[PROBLEM DETAILS]: Recast all of the material below as a Markdown table with the columns "Row" and "Line", numbering each line and leaving out any blank lines.

(Records of elements and coordinates)
+-------+
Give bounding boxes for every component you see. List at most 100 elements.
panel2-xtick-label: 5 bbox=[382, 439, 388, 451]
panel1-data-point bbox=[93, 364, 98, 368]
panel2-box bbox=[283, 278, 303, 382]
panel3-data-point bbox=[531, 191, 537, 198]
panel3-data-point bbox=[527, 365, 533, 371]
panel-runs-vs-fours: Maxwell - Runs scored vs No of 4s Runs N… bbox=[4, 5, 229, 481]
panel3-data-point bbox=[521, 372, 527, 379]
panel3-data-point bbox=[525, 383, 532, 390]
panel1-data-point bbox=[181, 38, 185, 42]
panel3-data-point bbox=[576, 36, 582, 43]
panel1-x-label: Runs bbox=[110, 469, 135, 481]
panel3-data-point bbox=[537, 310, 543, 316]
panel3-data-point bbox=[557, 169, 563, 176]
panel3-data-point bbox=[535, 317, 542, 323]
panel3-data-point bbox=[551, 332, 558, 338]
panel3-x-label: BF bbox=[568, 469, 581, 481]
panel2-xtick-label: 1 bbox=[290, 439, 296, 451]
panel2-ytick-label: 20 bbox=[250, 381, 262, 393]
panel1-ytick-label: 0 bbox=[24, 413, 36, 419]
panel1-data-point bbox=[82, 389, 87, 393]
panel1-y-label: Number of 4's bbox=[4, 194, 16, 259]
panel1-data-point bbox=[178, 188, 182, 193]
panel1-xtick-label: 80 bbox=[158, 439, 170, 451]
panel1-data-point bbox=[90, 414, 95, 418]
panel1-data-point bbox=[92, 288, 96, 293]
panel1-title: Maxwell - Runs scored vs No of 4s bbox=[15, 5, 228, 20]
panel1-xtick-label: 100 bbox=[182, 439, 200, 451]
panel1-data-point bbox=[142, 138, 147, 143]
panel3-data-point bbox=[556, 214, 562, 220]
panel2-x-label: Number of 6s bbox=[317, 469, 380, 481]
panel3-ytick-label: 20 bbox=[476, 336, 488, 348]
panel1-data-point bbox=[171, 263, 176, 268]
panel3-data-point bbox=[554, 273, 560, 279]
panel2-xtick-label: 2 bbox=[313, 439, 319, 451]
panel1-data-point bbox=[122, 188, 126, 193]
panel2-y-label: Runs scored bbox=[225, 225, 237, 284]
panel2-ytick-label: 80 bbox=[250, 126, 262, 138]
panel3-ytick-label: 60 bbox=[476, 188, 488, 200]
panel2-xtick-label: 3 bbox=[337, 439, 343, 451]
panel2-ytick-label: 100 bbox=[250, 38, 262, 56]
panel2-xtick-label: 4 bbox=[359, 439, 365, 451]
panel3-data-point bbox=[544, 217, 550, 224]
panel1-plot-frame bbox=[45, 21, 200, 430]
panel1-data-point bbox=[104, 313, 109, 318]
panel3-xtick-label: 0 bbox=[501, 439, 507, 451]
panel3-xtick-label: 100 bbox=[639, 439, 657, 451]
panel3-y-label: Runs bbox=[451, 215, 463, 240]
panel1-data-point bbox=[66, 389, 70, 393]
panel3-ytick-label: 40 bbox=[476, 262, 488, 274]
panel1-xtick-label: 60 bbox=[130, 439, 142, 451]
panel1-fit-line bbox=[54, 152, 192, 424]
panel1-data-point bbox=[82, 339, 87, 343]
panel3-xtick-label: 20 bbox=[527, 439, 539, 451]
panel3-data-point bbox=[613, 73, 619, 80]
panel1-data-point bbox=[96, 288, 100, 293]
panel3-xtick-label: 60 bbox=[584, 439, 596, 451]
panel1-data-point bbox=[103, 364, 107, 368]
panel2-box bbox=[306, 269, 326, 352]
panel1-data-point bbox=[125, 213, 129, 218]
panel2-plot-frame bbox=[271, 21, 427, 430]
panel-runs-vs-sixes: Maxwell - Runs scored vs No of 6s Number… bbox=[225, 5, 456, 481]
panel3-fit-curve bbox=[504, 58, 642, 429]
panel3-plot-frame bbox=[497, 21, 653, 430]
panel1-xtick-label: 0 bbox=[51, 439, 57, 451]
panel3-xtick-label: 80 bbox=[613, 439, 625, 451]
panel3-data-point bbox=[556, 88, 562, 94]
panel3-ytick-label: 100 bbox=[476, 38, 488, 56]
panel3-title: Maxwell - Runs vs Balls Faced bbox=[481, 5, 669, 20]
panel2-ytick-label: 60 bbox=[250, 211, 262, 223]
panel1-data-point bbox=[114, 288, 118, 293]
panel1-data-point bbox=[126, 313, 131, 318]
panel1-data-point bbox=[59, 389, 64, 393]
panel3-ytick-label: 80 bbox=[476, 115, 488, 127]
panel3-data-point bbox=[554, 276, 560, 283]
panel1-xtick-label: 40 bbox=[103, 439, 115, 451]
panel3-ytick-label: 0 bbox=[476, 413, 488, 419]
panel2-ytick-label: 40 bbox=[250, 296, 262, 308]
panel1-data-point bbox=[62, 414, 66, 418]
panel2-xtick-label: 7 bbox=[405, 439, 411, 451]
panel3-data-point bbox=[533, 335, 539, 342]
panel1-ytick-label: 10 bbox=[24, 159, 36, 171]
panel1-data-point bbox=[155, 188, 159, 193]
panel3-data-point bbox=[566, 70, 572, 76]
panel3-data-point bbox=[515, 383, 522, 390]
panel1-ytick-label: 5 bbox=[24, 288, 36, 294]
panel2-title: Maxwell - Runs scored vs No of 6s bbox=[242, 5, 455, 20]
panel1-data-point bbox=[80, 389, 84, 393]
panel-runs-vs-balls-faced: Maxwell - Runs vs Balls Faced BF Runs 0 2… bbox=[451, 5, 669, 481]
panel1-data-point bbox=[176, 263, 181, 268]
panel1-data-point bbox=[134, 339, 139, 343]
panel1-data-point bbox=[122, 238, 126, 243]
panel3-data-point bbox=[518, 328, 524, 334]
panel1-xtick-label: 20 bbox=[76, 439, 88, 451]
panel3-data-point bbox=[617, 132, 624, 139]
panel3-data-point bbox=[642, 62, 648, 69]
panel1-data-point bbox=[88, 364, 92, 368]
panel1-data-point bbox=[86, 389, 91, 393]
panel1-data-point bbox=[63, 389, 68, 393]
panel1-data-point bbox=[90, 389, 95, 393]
+-------+
[IN RESPONSE]:
| Row | Line |
|---|---|
| 1 | Give bounding boxes for every component you see. List at most 100 elements. |
| 2 | panel2-xtick-label: 5 bbox=[382, 439, 388, 451] |
| 3 | panel1-data-point bbox=[93, 364, 98, 368] |
| 4 | panel2-box bbox=[283, 278, 303, 382] |
| 5 | panel3-data-point bbox=[531, 191, 537, 198] |
| 6 | panel3-data-point bbox=[527, 365, 533, 371] |
| 7 | panel-runs-vs-fours: Maxwell - Runs scored vs No of 4s Runs N… bbox=[4, 5, 229, 481] |
| 8 | panel3-data-point bbox=[521, 372, 527, 379] |
| 9 | panel3-data-point bbox=[525, 383, 532, 390] |
| 10 | panel1-data-point bbox=[181, 38, 185, 42] |
| 11 | panel3-data-point bbox=[576, 36, 582, 43] |
| 12 | panel1-x-label: Runs bbox=[110, 469, 135, 481] |
| 13 | panel3-data-point bbox=[537, 310, 543, 316] |
| 14 | panel3-data-point bbox=[557, 169, 563, 176] |
| 15 | panel3-data-point bbox=[535, 317, 542, 323] |
| 16 | panel3-data-point bbox=[551, 332, 558, 338] |
| 17 | panel3-x-label: BF bbox=[568, 469, 581, 481] |
| 18 | panel2-xtick-label: 1 bbox=[290, 439, 296, 451] |
| 19 | panel2-ytick-label: 20 bbox=[250, 381, 262, 393] |
| 20 | panel1-ytick-label: 0 bbox=[24, 413, 36, 419] |
| 21 | panel1-data-point bbox=[82, 389, 87, 393] |
| 22 | panel1-y-label: Number of 4's bbox=[4, 194, 16, 259] |
| 23 | panel1-data-point bbox=[178, 188, 182, 193] |
| 24 | panel1-xtick-label: 80 bbox=[158, 439, 170, 451] |
| 25 | panel1-data-point bbox=[90, 414, 95, 418] |
| 26 | panel1-data-point bbox=[92, 288, 96, 293] |
| 27 | panel1-title: Maxwell - Runs scored vs No of 4s bbox=[15, 5, 228, 20] |
| 28 | panel1-xtick-label: 100 bbox=[182, 439, 200, 451] |
| 29 | panel1-data-point bbox=[142, 138, 147, 143] |
| 30 | panel3-data-point bbox=[556, 214, 562, 220] |
| 31 | panel2-x-label: Number of 6s bbox=[317, 469, 380, 481] |
| 32 | panel3-ytick-label: 20 bbox=[476, 336, 488, 348] |
| 33 | panel1-data-point bbox=[171, 263, 176, 268] |
| 34 | panel3-data-point bbox=[554, 273, 560, 279] |
| 35 | panel2-xtick-label: 2 bbox=[313, 439, 319, 451] |
| 36 | panel1-data-point bbox=[122, 188, 126, 193] |
| 37 | panel2-y-label: Runs scored bbox=[225, 225, 237, 284] |
| 38 | panel2-ytick-label: 80 bbox=[250, 126, 262, 138] |
| 39 | panel3-ytick-label: 60 bbox=[476, 188, 488, 200] |
| 40 | panel2-xtick-label: 3 bbox=[337, 439, 343, 451] |
| 41 | panel2-ytick-label: 100 bbox=[250, 38, 262, 56] |
| 42 | panel2-xtick-label: 4 bbox=[359, 439, 365, 451] |
| 43 | panel3-data-point bbox=[544, 217, 550, 224] |
| 44 | panel1-plot-frame bbox=[45, 21, 200, 430] |
| 45 | panel1-data-point bbox=[104, 313, 109, 318] |
| 46 | panel3-xtick-label: 0 bbox=[501, 439, 507, 451] |
| 47 | panel3-xtick-label: 100 bbox=[639, 439, 657, 451] |
| 48 | panel3-y-label: Runs bbox=[451, 215, 463, 240] |
| 49 | panel1-data-point bbox=[66, 389, 70, 393] |
| 50 | panel3-ytick-label: 40 bbox=[476, 262, 488, 274] |
| 51 | panel1-xtick-label: 60 bbox=[130, 439, 142, 451] |
| 52 | panel1-fit-line bbox=[54, 152, 192, 424] |
| 53 | panel1-data-point bbox=[82, 339, 87, 343] |
| 54 | panel3-xtick-label: 20 bbox=[527, 439, 539, 451] |
| 55 | panel3-data-point bbox=[613, 73, 619, 80] |
| 56 | panel1-data-point bbox=[96, 288, 100, 293] |
| 57 | panel3-xtick-label: 60 bbox=[584, 439, 596, 451] |
| 58 | panel1-data-point bbox=[103, 364, 107, 368] |
| 59 | panel2-box bbox=[306, 269, 326, 352] |
| 60 | panel1-data-point bbox=[125, 213, 129, 218] |
| 61 | panel2-plot-frame bbox=[271, 21, 427, 430] |
| 62 | panel-runs-vs-sixes: Maxwell - Runs scored vs No of 6s Number… bbox=[225, 5, 456, 481] |
| 63 | panel3-fit-curve bbox=[504, 58, 642, 429] |
| 64 | panel3-plot-frame bbox=[497, 21, 653, 430] |
| 65 | panel1-xtick-label: 0 bbox=[51, 439, 57, 451] |
| 66 | panel3-xtick-label: 80 bbox=[613, 439, 625, 451] |
| 67 | panel3-data-point bbox=[556, 88, 562, 94] |
| 68 | panel3-ytick-label: 100 bbox=[476, 38, 488, 56] |
| 69 | panel3-title: Maxwell - Runs vs Balls Faced bbox=[481, 5, 669, 20] |
| 70 | panel2-ytick-label: 60 bbox=[250, 211, 262, 223] |
| 71 | panel1-data-point bbox=[114, 288, 118, 293] |
| 72 | panel1-data-point bbox=[126, 313, 131, 318] |
| 73 | panel1-data-point bbox=[59, 389, 64, 393] |
| 74 | panel3-ytick-label: 80 bbox=[476, 115, 488, 127] |
| 75 | panel3-data-point bbox=[554, 276, 560, 283] |
| 76 | panel1-xtick-label: 40 bbox=[103, 439, 115, 451] |
| 77 | panel3-ytick-label: 0 bbox=[476, 413, 488, 419] |
| 78 | panel2-ytick-label: 40 bbox=[250, 296, 262, 308] |
| 79 | panel1-data-point bbox=[62, 414, 66, 418] |
| 80 | panel2-xtick-label: 7 bbox=[405, 439, 411, 451] |
| 81 | panel3-data-point bbox=[533, 335, 539, 342] |
| 82 | panel1-ytick-label: 10 bbox=[24, 159, 36, 171] |
| 83 | panel1-data-point bbox=[155, 188, 159, 193] |
| 84 | panel3-data-point bbox=[566, 70, 572, 76] |
| 85 | panel3-data-point bbox=[515, 383, 522, 390] |
| 86 | panel1-ytick-label: 5 bbox=[24, 288, 36, 294] |
| 87 | panel2-title: Maxwell - Runs scored vs No of 6s bbox=[242, 5, 455, 20] |
| 88 | panel1-data-point bbox=[80, 389, 84, 393] |
| 89 | panel-runs-vs-balls-faced: Maxwell - Runs vs Balls Faced BF Runs 0 2… bbox=[451, 5, 669, 481] |
| 90 | panel1-data-point bbox=[176, 263, 181, 268] |
| 91 | panel1-data-point bbox=[134, 339, 139, 343] |
| 92 | panel1-data-point bbox=[122, 238, 126, 243] |
| 93 | panel3-data-point bbox=[518, 328, 524, 334] |
| 94 | panel1-xtick-label: 20 bbox=[76, 439, 88, 451] |
| 95 | panel3-data-point bbox=[617, 132, 624, 139] |
| 96 | panel3-data-point bbox=[642, 62, 648, 69] |
| 97 | panel1-data-point bbox=[88, 364, 92, 368] |
| 98 | panel1-data-point bbox=[86, 389, 91, 393] |
| 99 | panel1-data-point bbox=[63, 389, 68, 393] |
| 100 | panel1-data-point bbox=[90, 389, 95, 393] |